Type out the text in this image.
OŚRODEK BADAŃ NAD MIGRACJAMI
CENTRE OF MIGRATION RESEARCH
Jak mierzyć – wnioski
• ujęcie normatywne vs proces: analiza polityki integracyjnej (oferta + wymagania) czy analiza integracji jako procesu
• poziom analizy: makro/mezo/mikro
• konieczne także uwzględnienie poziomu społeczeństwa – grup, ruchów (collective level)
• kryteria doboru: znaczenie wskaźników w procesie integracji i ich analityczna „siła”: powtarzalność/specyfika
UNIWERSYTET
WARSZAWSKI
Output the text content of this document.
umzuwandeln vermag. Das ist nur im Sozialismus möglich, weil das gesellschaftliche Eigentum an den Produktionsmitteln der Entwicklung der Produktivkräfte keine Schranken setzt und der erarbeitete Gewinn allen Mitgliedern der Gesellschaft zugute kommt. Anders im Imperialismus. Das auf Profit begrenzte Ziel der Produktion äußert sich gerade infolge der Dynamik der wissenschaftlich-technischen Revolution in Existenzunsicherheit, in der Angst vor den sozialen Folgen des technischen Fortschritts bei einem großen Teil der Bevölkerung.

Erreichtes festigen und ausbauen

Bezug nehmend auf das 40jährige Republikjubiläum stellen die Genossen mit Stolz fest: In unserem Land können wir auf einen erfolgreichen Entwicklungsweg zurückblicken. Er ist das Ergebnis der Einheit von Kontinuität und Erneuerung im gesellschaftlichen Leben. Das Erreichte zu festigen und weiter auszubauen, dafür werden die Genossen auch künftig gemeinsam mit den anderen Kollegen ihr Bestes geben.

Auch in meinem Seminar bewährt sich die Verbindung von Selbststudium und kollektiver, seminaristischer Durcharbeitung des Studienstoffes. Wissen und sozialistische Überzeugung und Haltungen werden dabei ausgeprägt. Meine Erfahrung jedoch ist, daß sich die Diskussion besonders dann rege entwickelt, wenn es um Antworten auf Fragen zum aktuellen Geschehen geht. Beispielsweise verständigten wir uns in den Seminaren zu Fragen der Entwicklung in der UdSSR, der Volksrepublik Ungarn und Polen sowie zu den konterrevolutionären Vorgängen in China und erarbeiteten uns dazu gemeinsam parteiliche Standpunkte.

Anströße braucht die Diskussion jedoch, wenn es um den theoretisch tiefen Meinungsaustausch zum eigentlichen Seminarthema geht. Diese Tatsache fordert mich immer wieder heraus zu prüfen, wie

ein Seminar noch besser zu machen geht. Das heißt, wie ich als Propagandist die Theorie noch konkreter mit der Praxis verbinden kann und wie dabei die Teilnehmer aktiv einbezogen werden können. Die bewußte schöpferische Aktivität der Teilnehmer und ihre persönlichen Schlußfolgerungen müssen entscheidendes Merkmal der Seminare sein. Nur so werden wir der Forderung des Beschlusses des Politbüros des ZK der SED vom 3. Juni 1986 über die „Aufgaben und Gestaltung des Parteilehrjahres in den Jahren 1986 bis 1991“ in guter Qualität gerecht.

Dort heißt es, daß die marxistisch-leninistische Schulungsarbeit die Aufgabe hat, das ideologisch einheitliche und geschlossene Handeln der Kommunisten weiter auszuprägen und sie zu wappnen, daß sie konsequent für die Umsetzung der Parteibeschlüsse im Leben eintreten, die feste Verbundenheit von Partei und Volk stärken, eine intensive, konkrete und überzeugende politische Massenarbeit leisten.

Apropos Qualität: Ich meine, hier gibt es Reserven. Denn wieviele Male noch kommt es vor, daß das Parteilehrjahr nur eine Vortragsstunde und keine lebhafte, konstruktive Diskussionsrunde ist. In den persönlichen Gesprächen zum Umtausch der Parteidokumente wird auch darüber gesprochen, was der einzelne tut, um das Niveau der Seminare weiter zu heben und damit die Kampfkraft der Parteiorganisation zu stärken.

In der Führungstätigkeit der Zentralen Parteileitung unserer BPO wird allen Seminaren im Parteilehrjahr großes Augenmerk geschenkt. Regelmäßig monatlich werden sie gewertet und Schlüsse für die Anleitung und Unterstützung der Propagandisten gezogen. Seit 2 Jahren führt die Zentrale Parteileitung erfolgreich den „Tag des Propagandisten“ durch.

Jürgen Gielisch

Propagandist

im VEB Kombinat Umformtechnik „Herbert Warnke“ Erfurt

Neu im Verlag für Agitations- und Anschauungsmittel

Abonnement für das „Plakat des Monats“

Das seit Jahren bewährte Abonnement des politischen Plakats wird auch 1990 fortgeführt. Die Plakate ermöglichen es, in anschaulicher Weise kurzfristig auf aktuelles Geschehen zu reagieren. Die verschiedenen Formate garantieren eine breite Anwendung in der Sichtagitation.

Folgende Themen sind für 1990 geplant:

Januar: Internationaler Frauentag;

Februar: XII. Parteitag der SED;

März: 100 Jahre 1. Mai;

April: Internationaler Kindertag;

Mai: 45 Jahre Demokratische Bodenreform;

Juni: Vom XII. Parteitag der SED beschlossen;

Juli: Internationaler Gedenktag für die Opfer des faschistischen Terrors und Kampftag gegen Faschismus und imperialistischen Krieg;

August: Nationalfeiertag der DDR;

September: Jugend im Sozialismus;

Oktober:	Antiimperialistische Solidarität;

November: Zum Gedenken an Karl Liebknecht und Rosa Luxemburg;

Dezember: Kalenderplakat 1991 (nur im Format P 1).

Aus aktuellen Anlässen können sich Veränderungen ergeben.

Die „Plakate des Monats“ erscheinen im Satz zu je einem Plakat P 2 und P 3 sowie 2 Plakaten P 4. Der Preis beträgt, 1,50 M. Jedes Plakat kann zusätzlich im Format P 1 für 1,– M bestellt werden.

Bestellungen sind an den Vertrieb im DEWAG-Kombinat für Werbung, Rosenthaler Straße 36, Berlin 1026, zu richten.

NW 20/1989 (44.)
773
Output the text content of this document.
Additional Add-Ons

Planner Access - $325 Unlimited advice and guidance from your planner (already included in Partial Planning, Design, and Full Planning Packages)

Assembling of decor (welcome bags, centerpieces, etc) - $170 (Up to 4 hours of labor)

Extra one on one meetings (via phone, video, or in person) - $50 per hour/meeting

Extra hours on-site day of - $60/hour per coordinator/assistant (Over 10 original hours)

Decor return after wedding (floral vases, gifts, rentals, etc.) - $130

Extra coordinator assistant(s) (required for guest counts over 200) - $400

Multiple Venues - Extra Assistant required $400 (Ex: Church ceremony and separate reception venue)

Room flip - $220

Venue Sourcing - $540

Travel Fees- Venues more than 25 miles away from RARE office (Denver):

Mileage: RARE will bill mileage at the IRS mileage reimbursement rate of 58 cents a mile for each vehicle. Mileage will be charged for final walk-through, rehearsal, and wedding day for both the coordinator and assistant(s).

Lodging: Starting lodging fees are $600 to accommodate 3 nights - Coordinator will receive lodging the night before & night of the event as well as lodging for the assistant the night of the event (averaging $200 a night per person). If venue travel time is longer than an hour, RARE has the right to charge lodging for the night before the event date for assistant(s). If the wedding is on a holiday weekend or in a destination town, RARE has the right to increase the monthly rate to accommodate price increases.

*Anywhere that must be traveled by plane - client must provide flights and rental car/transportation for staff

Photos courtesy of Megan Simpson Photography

■ Given instruction: Please repeat the listing above in full and exactly.

■ Answer to this problem:
Type out the text in this image.
OŚRODEK BADAŃ NAD MIGRACJAMI
CENTRE OF MIGRATION RESEARCH
Jak mierzyć – wnioski
• ujęcie normatywne vs proces: analiza polityki integracyjnej (oferta + wymagania) czy analiza integracji jako procesu
• poziom analizy: makro/mezo/mikro
• konieczne także uwzględnienie poziomu społeczeństwa – grup, ruchów (collective level)
• kryteria doboru: znaczenie wskaźników w procesie integracji i ich analityczna „siła”: powtarzalność/specyfika
UNIWERSYTET
WARSZAWSKI
Output the text content of this document.
umzuwandeln vermag. Das ist nur im Sozialismus möglich, weil das gesellschaftliche Eigentum an den Produktionsmitteln der Entwicklung der Produktivkräfte keine Schranken setzt und der erarbeitete Gewinn allen Mitgliedern der Gesellschaft zugute kommt. Anders im Imperialismus. Das auf Profit begrenzte Ziel der Produktion äußert sich gerade infolge der Dynamik der wissenschaftlich-technischen Revolution in Existenzunsicherheit, in der Angst vor den sozialen Folgen des technischen Fortschritts bei einem großen Teil der Bevölkerung.

Erreichtes festigen und ausbauen

Bezug nehmend auf das 40jährige Republikjubiläum stellen die Genossen mit Stolz fest: In unserem Land können wir auf einen erfolgreichen Entwicklungsweg zurückblicken. Er ist das Ergebnis der Einheit von Kontinuität und Erneuerung im gesellschaftlichen Leben. Das Erreichte zu festigen und weiter auszubauen, dafür werden die Genossen auch künftig gemeinsam mit den anderen Kollegen ihr Bestes geben.

Auch in meinem Seminar bewährt sich die Verbindung von Selbststudium und kollektiver, seminaristischer Durcharbeitung des Studienstoffes. Wissen und sozialistische Überzeugung und Haltungen werden dabei ausgeprägt. Meine Erfahrung jedoch ist, daß sich die Diskussion besonders dann rege entwickelt, wenn es um Antworten auf Fragen zum aktuellen Geschehen geht. Beispielsweise verständigten wir uns in den Seminaren zu Fragen der Entwicklung in der UdSSR, der Volksrepublik Ungarn und Polen sowie zu den konterrevolutionären Vorgängen in China und erarbeiteten uns dazu gemeinsam parteiliche Standpunkte.

Anströße braucht die Diskussion jedoch, wenn es um den theoretisch tiefen Meinungsaustausch zum eigentlichen Seminarthema geht. Diese Tatsache fordert mich immer wieder heraus zu prüfen, wie

ein Seminar noch besser zu machen geht. Das heißt, wie ich als Propagandist die Theorie noch konkreter mit der Praxis verbinden kann und wie dabei die Teilnehmer aktiv einbezogen werden können. Die bewußte schöpferische Aktivität der Teilnehmer und ihre persönlichen Schlußfolgerungen müssen entscheidendes Merkmal der Seminare sein. Nur so werden wir der Forderung des Beschlusses des Politbüros des ZK der SED vom 3. Juni 1986 über die „Aufgaben und Gestaltung des Parteilehrjahres in den Jahren 1986 bis 1991“ in guter Qualität gerecht.

Dort heißt es, daß die marxistisch-leninistische Schulungsarbeit die Aufgabe hat, das ideologisch einheitliche und geschlossene Handeln der Kommunisten weiter auszuprägen und sie zu wappnen, daß sie konsequent für die Umsetzung der Parteibeschlüsse im Leben eintreten, die feste Verbundenheit von Partei und Volk stärken, eine intensive, konkrete und überzeugende politische Massenarbeit leisten.

Apropos Qualität: Ich meine, hier gibt es Reserven. Denn wieviele Male noch kommt es vor, daß das Parteilehrjahr nur eine Vortragsstunde und keine lebhafte, konstruktive Diskussionsrunde ist. In den persönlichen Gesprächen zum Umtausch der Parteidokumente wird auch darüber gesprochen, was der einzelne tut, um das Niveau der Seminare weiter zu heben und damit die Kampfkraft der Parteiorganisation zu stärken.

In der Führungstätigkeit der Zentralen Parteileitung unserer BPO wird allen Seminaren im Parteilehrjahr großes Augenmerk geschenkt. Regelmäßig monatlich werden sie gewertet und Schlüsse für die Anleitung und Unterstützung der Propagandisten gezogen. Seit 2 Jahren führt die Zentrale Parteileitung erfolgreich den „Tag des Propagandisten“ durch.

Jürgen Gielisch

Propagandist

im VEB Kombinat Umformtechnik „Herbert Warnke“ Erfurt

Neu im Verlag für Agitations- und Anschauungsmittel

Abonnement für das „Plakat des Monats“

Das seit Jahren bewährte Abonnement des politischen Plakats wird auch 1990 fortgeführt. Die Plakate ermöglichen es, in anschaulicher Weise kurzfristig auf aktuelles Geschehen zu reagieren. Die verschiedenen Formate garantieren eine breite Anwendung in der Sichtagitation.

Folgende Themen sind für 1990 geplant:

Januar: Internationaler Frauentag;

Februar: XII. Parteitag der SED;

März: 100 Jahre 1. Mai;

April: Internationaler Kindertag;

Mai: 45 Jahre Demokratische Bodenreform;

Juni: Vom XII. Parteitag der SED beschlossen;

Juli: Internationaler Gedenktag für die Opfer des faschistischen Terrors und Kampftag gegen Faschismus und imperialistischen Krieg;

August: Nationalfeiertag der DDR;

September: Jugend im Sozialismus;

Oktober:	Antiimperialistische Solidarität;

November: Zum Gedenken an Karl Liebknecht und Rosa Luxemburg;

Dezember: Kalenderplakat 1991 (nur im Format P 1).

Aus aktuellen Anlässen können sich Veränderungen ergeben.

Die „Plakate des Monats“ erscheinen im Satz zu je einem Plakat P 2 und P 3 sowie 2 Plakaten P 4. Der Preis beträgt, 1,50 M. Jedes Plakat kann zusätzlich im Format P 1 für 1,– M bestellt werden.

Bestellungen sind an den Vertrieb im DEWAG-Kombinat für Werbung, Rosenthaler Straße 36, Berlin 1026, zu richten.

NW 20/1989 (44.)
773
Output the text content of this document.
Additional Add-Ons

Planner Access - $325 Unlimited advice and guidance from your planner (already included in Partial Planning, Design, and Full Planning Packages)

Assembling of decor (welcome bags, centerpieces, etc) - $170 (Up to 4 hours of labor)

Extra one on one meetings (via phone, video, or in person) - $50 per hour/meeting

Extra hours on-site day of - $60/hour per coordinator/assistant (Over 10 original hours)

Decor return after wedding (floral vases, gifts, rentals, etc.) - $130

Extra coordinator assistant(s) (required for guest counts over 200) - $400

Multiple Venues - Extra Assistant required $400 (Ex: Church ceremony and separate reception venue)

Room flip - $220

Venue Sourcing - $540

Travel Fees- Venues more than 25 miles away from RARE office (Denver):

Mileage: RARE will bill mileage at the IRS mileage reimbursement rate of 58 cents a mile for each vehicle. Mileage will be charged for final walk-through, rehearsal, and wedding day for both the coordinator and assistant(s).

Lodging: Starting lodging fees are $600 to accommodate 3 nights - Coordinator will receive lodging the night before & night of the event as well as lodging for the assistant the night of the event (averaging $200 a night per person). If venue travel time is longer than an hour, RARE has the right to charge lodging for the night before the event date for assistant(s). If the wedding is on a holiday weekend or in a destination town, RARE has the right to increase the monthly rate to accommodate price increases.

*Anywhere that must be traveled by plane - client must provide flights and rental car/transportation for staff

Photos courtesy of Megan Simpson Photography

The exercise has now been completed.